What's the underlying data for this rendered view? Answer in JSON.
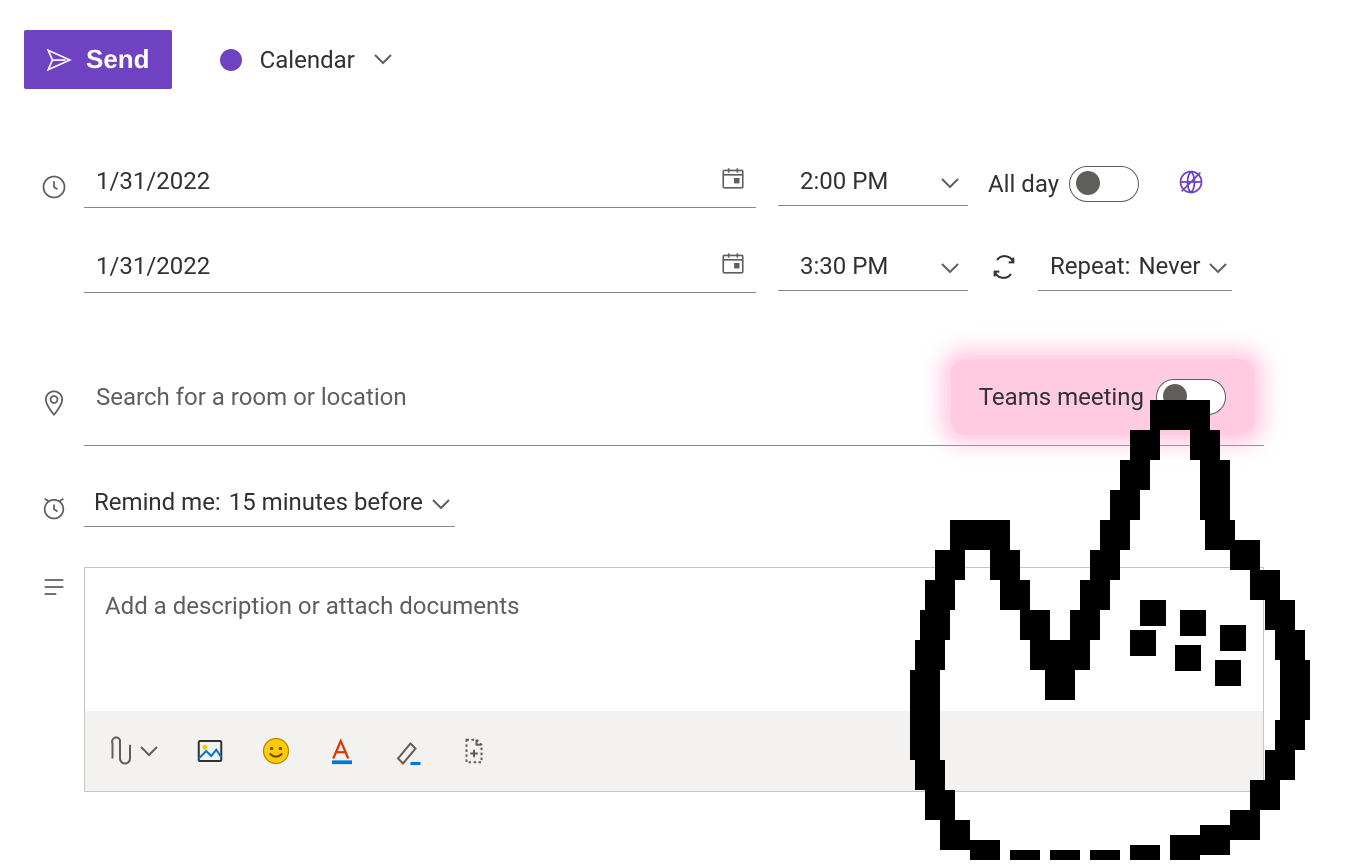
{
  "toolbar": {
    "send_label": "Send",
    "calendar_label": "Calendar"
  },
  "event": {
    "start_date": "1/31/2022",
    "start_time": "2:00 PM",
    "end_date": "1/31/2022",
    "end_time": "3:30 PM",
    "all_day_label": "All day",
    "all_day_on": false,
    "repeat_label": "Repeat:",
    "repeat_value": "Never",
    "location_placeholder": "Search for a room or location",
    "teams_label": "Teams meeting",
    "teams_on": false,
    "remind_label": "Remind me:",
    "remind_value": "15 minutes before",
    "description_placeholder": "Add a description or attach documents"
  },
  "colors": {
    "accent": "#6e42c1",
    "highlight": "#f9b8d5"
  }
}
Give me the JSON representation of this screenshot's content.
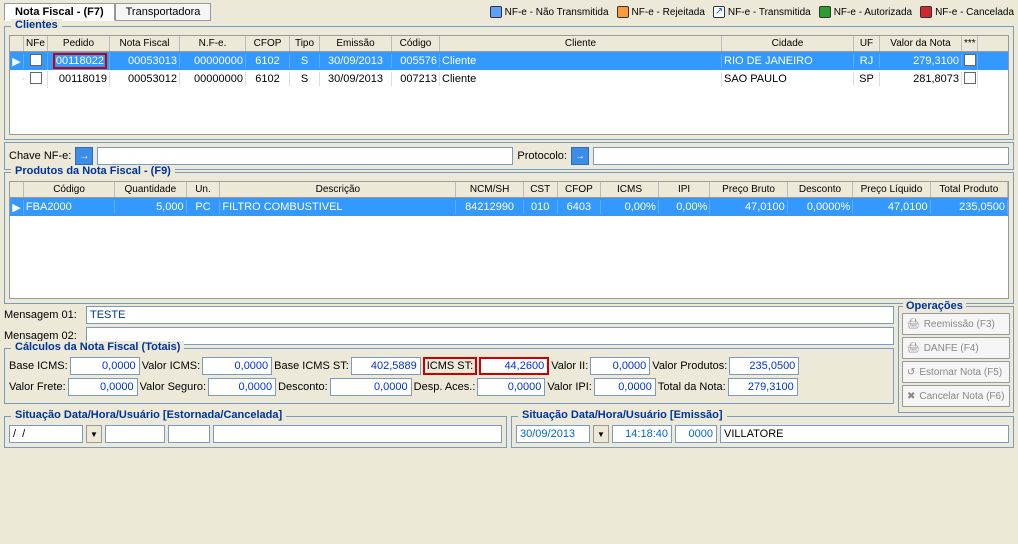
{
  "tabs": {
    "nota_fiscal": "Nota Fiscal - (F7)",
    "transportadora": "Transportadora"
  },
  "legend": {
    "nao_transmitida": {
      "label": "NF-e - Não Transmitida",
      "color": "#5aa0ff"
    },
    "rejeitada": {
      "label": "NF-e - Rejeitada",
      "color": "#ff9a3c"
    },
    "transmitida": {
      "label": "NF-e - Transmitida",
      "color": "#ffffff"
    },
    "autorizada": {
      "label": "NF-e - Autorizada",
      "color": "#2e9e2e"
    },
    "cancelada": {
      "label": "NF-e - Cancelada",
      "color": "#d22828"
    }
  },
  "clientes": {
    "title": "Clientes",
    "headers": {
      "nfe": "NFe",
      "pedido": "Pedido",
      "nota_fiscal": "Nota Fiscal",
      "nfe2": "N.F-e.",
      "cfop": "CFOP",
      "tipo": "Tipo",
      "emissao": "Emissão",
      "codigo": "Código",
      "cliente": "Cliente",
      "cidade": "Cidade",
      "uf": "UF",
      "valor": "Valor da Nota",
      "ast": "***"
    },
    "rows": [
      {
        "pedido": "00118022",
        "nota": "00053013",
        "nfe": "00000000",
        "cfop": "6102",
        "tipo": "S",
        "emissao": "30/09/2013",
        "codigo": "005576",
        "cliente": "Cliente",
        "cidade": "RIO DE JANEIRO",
        "uf": "RJ",
        "valor": "279,3100",
        "sel": true
      },
      {
        "pedido": "00118019",
        "nota": "00053012",
        "nfe": "00000000",
        "cfop": "6102",
        "tipo": "S",
        "emissao": "30/09/2013",
        "codigo": "007213",
        "cliente": "Cliente",
        "cidade": "SAO PAULO",
        "uf": "SP",
        "valor": "281,8073",
        "sel": false
      }
    ]
  },
  "chave": {
    "label": "Chave NF-e:",
    "protocolo": "Protocolo:"
  },
  "produtos": {
    "title": "Produtos da Nota  Fiscal - (F9)",
    "headers": {
      "codigo": "Código",
      "qtd": "Quantidade",
      "un": "Un.",
      "desc": "Descrição",
      "ncm": "NCM/SH",
      "cst": "CST",
      "cfop": "CFOP",
      "icms": "ICMS",
      "ipi": "IPI",
      "pb": "Preço Bruto",
      "desc2": "Desconto",
      "pl": "Preço Líquido",
      "tot": "Total Produto"
    },
    "rows": [
      {
        "codigo": "FBA2000",
        "qtd": "5,000",
        "un": "PC",
        "desc": "FILTRO COMBUSTIVEL",
        "ncm": "84212990",
        "cst": "010",
        "cfop": "6403",
        "icms": "0,00%",
        "ipi": "0,00%",
        "pb": "47,0100",
        "desc2": "0,0000%",
        "pl": "47,0100",
        "tot": "235,0500"
      }
    ]
  },
  "mensagens": {
    "label1": "Mensagem 01:",
    "value1": "TESTE",
    "label2": "Mensagem 02:",
    "value2": ""
  },
  "calculos": {
    "title": "Cálculos da Nota Fiscal (Totais)",
    "base_icms": {
      "label": "Base ICMS:",
      "value": "0,0000"
    },
    "valor_icms": {
      "label": "Valor ICMS:",
      "value": "0,0000"
    },
    "base_icms_st": {
      "label": "Base ICMS ST:",
      "value": "402,5889"
    },
    "icms_st": {
      "label": "ICMS ST:",
      "value": "44,2600"
    },
    "valor_ii": {
      "label": "Valor II:",
      "value": "0,0000"
    },
    "valor_produtos": {
      "label": "Valor Produtos:",
      "value": "235,0500"
    },
    "valor_frete": {
      "label": "Valor Frete:",
      "value": "0,0000"
    },
    "valor_seguro": {
      "label": "Valor Seguro:",
      "value": "0,0000"
    },
    "desconto": {
      "label": "Desconto:",
      "value": "0,0000"
    },
    "desp_aces": {
      "label": "Desp. Aces.:",
      "value": "0,0000"
    },
    "valor_ipi": {
      "label": "Valor IPI:",
      "value": "0,0000"
    },
    "total_nota": {
      "label": "Total da Nota:",
      "value": "279,3100"
    }
  },
  "operacoes": {
    "title": "Operações",
    "reemissao": "Reemissão (F3)",
    "danfe": "DANFE (F4)",
    "estornar": "Estornar Nota (F5)",
    "cancelar": "Cancelar Nota (F6)"
  },
  "situacao": {
    "estornada": {
      "title": "Situação  Data/Hora/Usuário [Estornada/Cancelada]",
      "data": "/  /",
      "hora": "",
      "id": "",
      "user": ""
    },
    "emissao": {
      "title": "Situação  Data/Hora/Usuário [Emissão]",
      "data": "30/09/2013",
      "hora": "14:18:40",
      "id": "0000",
      "user": "VILLATORE"
    }
  }
}
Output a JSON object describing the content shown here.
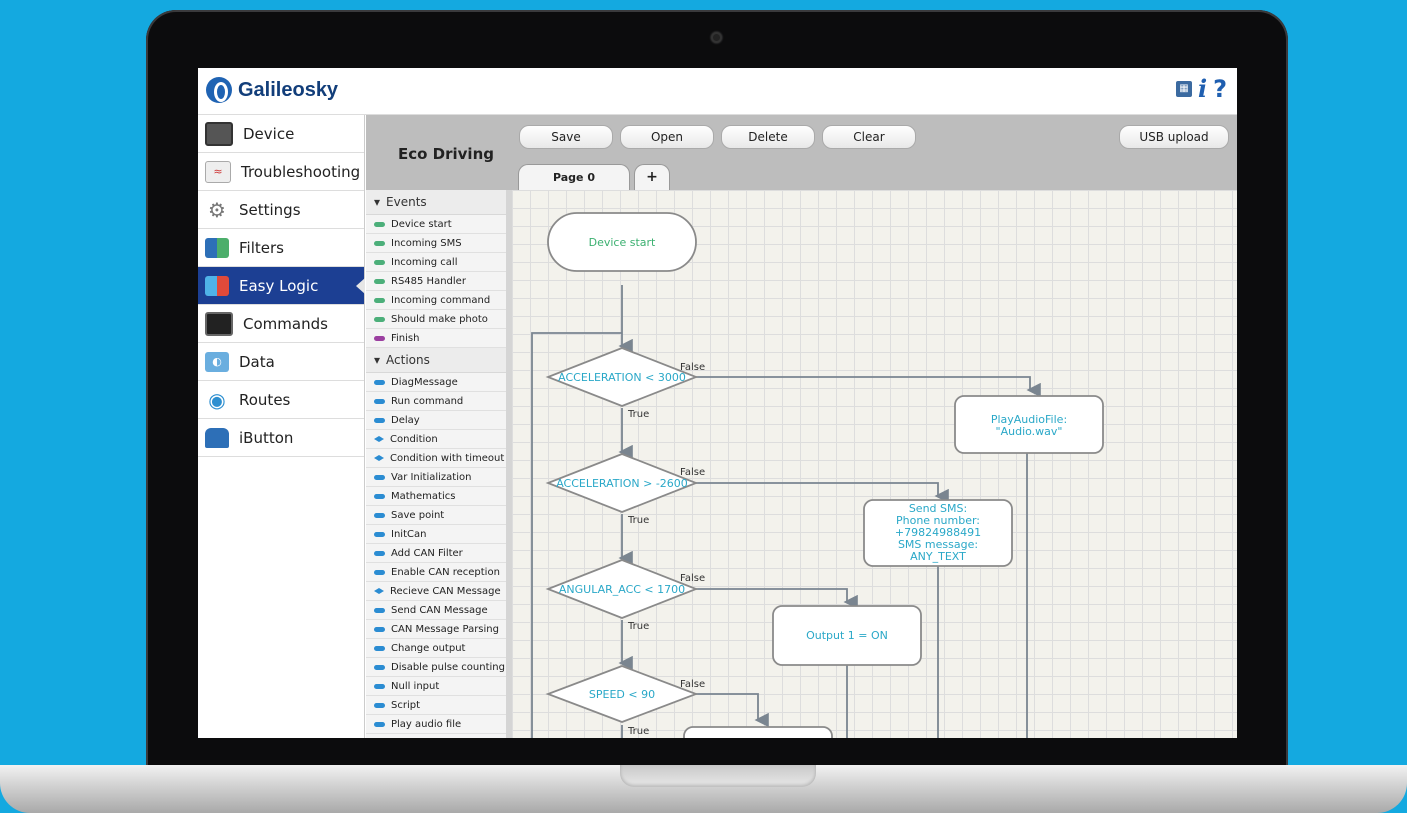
{
  "app": {
    "logo_text": "Galileosky",
    "title": "Eco Driving"
  },
  "top_icons": {
    "info": "i",
    "help": "?"
  },
  "nav": [
    {
      "label": "Device",
      "icon": "device-icon",
      "color": "#555"
    },
    {
      "label": "Troubleshooting",
      "icon": "chart-icon",
      "color": "#ccc"
    },
    {
      "label": "Settings",
      "icon": "gear-icon",
      "color": "#888"
    },
    {
      "label": "Filters",
      "icon": "filter-icon",
      "color": "#2d6fb7"
    },
    {
      "label": "Easy Logic",
      "icon": "logic-icon",
      "color": "#2d6fb7",
      "active": true
    },
    {
      "label": "Commands",
      "icon": "terminal-icon",
      "color": "#222"
    },
    {
      "label": "Data",
      "icon": "data-icon",
      "color": "#5aa0d8"
    },
    {
      "label": "Routes",
      "icon": "pin-icon",
      "color": "#2d8fd0"
    },
    {
      "label": "iButton",
      "icon": "lock-icon",
      "color": "#2d6fb7"
    }
  ],
  "toolbar": {
    "save": "Save",
    "open": "Open",
    "delete": "Delete",
    "clear": "Clear",
    "usb_upload": "USB upload"
  },
  "tabs": {
    "page0": "Page 0",
    "add": "+"
  },
  "palette": {
    "events_header": "Events",
    "events": [
      "Device start",
      "Incoming SMS",
      "Incoming call",
      "RS485 Handler",
      "Incoming command",
      "Should make photo",
      "Finish"
    ],
    "actions_header": "Actions",
    "actions": [
      "DiagMessage",
      "Run command",
      "Delay",
      "Condition",
      "Condition with timeout",
      "Var Initialization",
      "Mathematics",
      "Save point",
      "InitCan",
      "Add CAN Filter",
      "Enable CAN reception",
      "Recieve CAN Message",
      "Send CAN Message",
      "CAN Message Parsing",
      "Change output",
      "Disable pulse counting",
      "Null input",
      "Script",
      "Play audio file"
    ],
    "colors": {
      "event": "#4caf7a",
      "finish": "#9b3fa0",
      "action": "#2b8cd2"
    }
  },
  "flow": {
    "start": "Device start",
    "conditions": [
      "ACCELERATION < 3000",
      "ACCELERATION > -2600",
      "ANGULAR_ACC < 1700",
      "SPEED < 90"
    ],
    "true_label": "True",
    "false_label": "False",
    "play_audio": [
      "PlayAudioFile:",
      "\"Audio.wav\""
    ],
    "send_sms": [
      "Send SMS:",
      "Phone number:",
      "+79824988491",
      "SMS message:",
      "ANY_TEXT"
    ],
    "output": "Output 1 = ON"
  }
}
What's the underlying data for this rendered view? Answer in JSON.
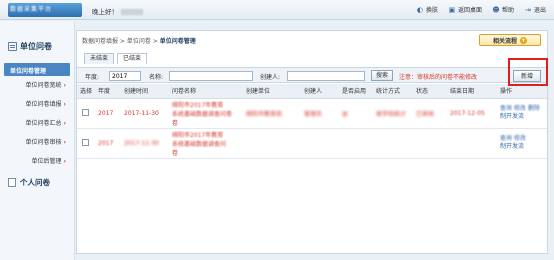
{
  "header": {
    "logo_text": "数据采集平台",
    "greeting": "晚上好！",
    "greeting_name": "用户名",
    "actions": [
      {
        "label": "换肤",
        "icon": "palette-icon"
      },
      {
        "label": "返回桌面",
        "icon": "desktop-icon"
      },
      {
        "label": "帮助",
        "icon": "help-icon"
      },
      {
        "label": "退出",
        "icon": "logout-icon"
      }
    ]
  },
  "sidebar": {
    "section_title": "单位问卷",
    "active_item": "单位问卷管理",
    "items": [
      {
        "label": "单位问卷宽统"
      },
      {
        "label": "单位问卷填报"
      },
      {
        "label": "单位问卷汇总"
      },
      {
        "label": "单位问卷审核"
      },
      {
        "label": "单位后管理"
      }
    ],
    "section2_title": "个人问卷"
  },
  "main": {
    "breadcrumb": [
      "数据问卷填报",
      "单位问卷",
      "单位问卷管理"
    ],
    "related_button": "相关流程",
    "tabs": [
      {
        "label": "未结束"
      },
      {
        "label": "已结束"
      }
    ],
    "filters": {
      "year_label": "年度:",
      "year_value": "2017",
      "name_label": "名称:",
      "name_value": "",
      "creator_label": "创建人:",
      "creator_value": ""
    },
    "search_button": "搜索",
    "note": "注意：审核后的问卷不能修改",
    "new_button": "新增"
  },
  "table": {
    "columns": [
      "选择",
      "年度",
      "创建时间",
      "问卷名称",
      "创建单位",
      "创建人",
      "是否启用",
      "统计方式",
      "状态",
      "结束日期",
      "操作"
    ],
    "rows": [
      {
        "year": "2017",
        "created": "2017-11-30",
        "name_line1": "绵阳市2017年教育",
        "name_line2": "系统基础数据调查问卷",
        "name_line3": "卷",
        "unit": "绵阳市教育局",
        "creator": "管理员",
        "enabled": "是",
        "method": "按学校统计",
        "status": "已审核",
        "end_date": "2017-12-05",
        "op1": "查询 修改 删除",
        "op2": "制开发流"
      },
      {
        "year": "2017",
        "created": "2017-11-30",
        "name_line1": "绵阳市2017年教育",
        "name_line2": "系统基础数据调查问",
        "name_line3": "卷",
        "unit": "",
        "creator": "",
        "enabled": "",
        "method": "",
        "status": "",
        "end_date": "",
        "op1": "查询 修改",
        "op2": "制开发流"
      }
    ]
  },
  "colors": {
    "accent": "#4a86c4",
    "highlight_box": "#e02020",
    "note": "#d9362b"
  }
}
........
* Work instructions *
How many of the lines above hold the word "JSON"? Give only that number.

* Solution below *
4